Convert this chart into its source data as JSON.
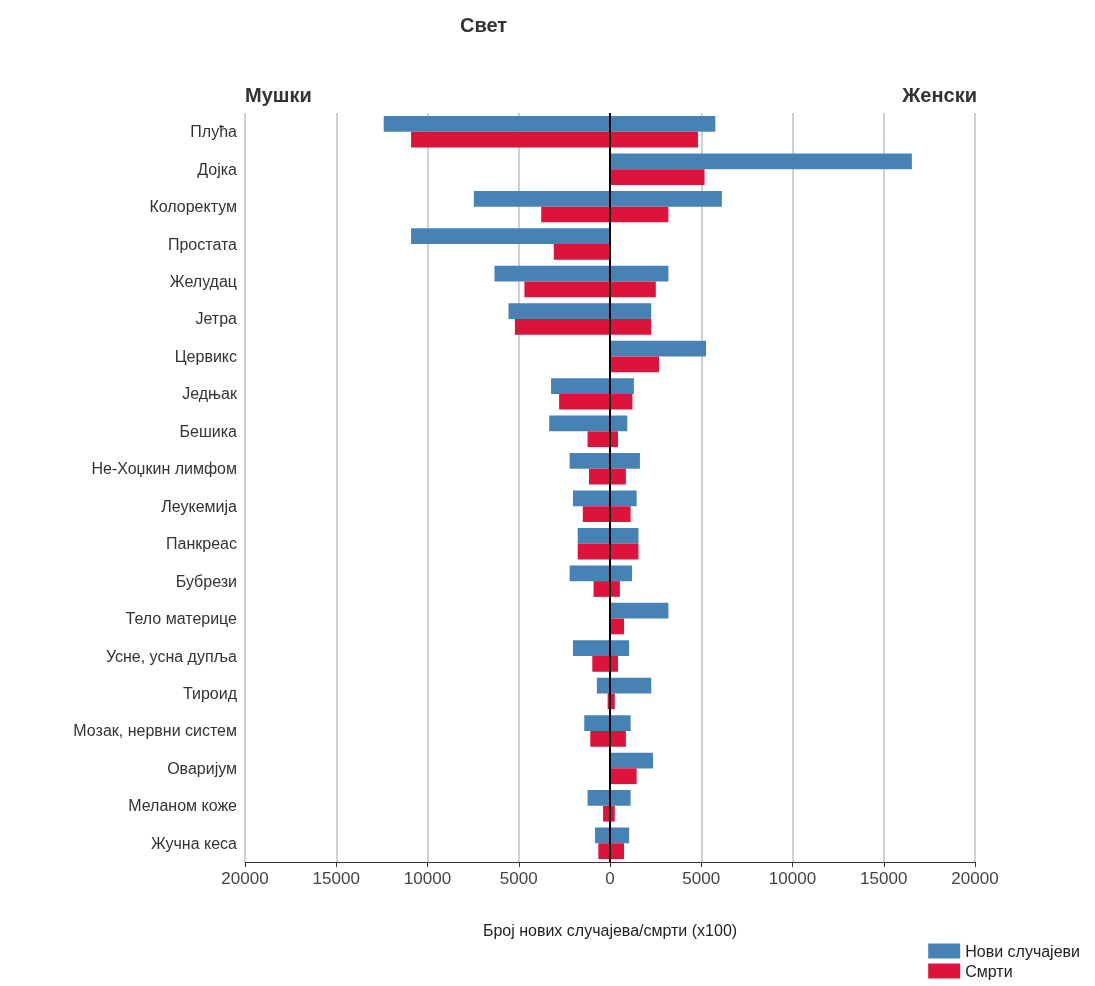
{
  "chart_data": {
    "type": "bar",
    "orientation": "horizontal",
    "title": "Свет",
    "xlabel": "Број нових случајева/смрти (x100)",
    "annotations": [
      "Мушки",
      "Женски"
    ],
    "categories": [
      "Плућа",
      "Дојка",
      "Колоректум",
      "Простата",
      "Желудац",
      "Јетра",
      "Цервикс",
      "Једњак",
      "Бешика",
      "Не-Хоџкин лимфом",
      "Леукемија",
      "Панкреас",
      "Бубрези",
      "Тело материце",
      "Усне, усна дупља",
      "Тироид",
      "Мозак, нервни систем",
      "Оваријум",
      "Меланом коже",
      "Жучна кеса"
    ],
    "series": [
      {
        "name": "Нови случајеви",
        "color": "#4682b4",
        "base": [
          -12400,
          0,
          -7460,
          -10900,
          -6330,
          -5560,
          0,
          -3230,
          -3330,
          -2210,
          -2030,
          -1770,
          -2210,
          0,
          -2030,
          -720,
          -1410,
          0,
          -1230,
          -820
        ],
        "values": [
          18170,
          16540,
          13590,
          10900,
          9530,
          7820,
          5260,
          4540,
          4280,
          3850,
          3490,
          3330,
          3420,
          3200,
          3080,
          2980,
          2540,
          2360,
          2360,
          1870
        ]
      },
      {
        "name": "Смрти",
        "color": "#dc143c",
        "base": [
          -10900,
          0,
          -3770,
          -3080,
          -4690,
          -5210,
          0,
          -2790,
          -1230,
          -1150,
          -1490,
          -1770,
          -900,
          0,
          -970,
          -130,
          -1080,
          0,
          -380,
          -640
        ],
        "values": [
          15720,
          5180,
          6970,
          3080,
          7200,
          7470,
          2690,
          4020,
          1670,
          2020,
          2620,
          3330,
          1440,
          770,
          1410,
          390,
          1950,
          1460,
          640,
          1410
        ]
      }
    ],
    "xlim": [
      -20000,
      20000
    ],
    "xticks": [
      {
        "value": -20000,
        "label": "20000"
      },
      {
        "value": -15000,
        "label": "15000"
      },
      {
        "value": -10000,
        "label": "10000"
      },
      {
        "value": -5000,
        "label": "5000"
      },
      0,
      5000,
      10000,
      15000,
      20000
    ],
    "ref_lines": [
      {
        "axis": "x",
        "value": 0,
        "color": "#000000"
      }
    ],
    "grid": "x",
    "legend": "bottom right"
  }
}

PROBLEM STATEMENT. Whichever lines contain the string "color", select and copy them.

TASK RESULT.
        "color": "#4682b4",
        "color": "#dc143c",
        "color": "#000000"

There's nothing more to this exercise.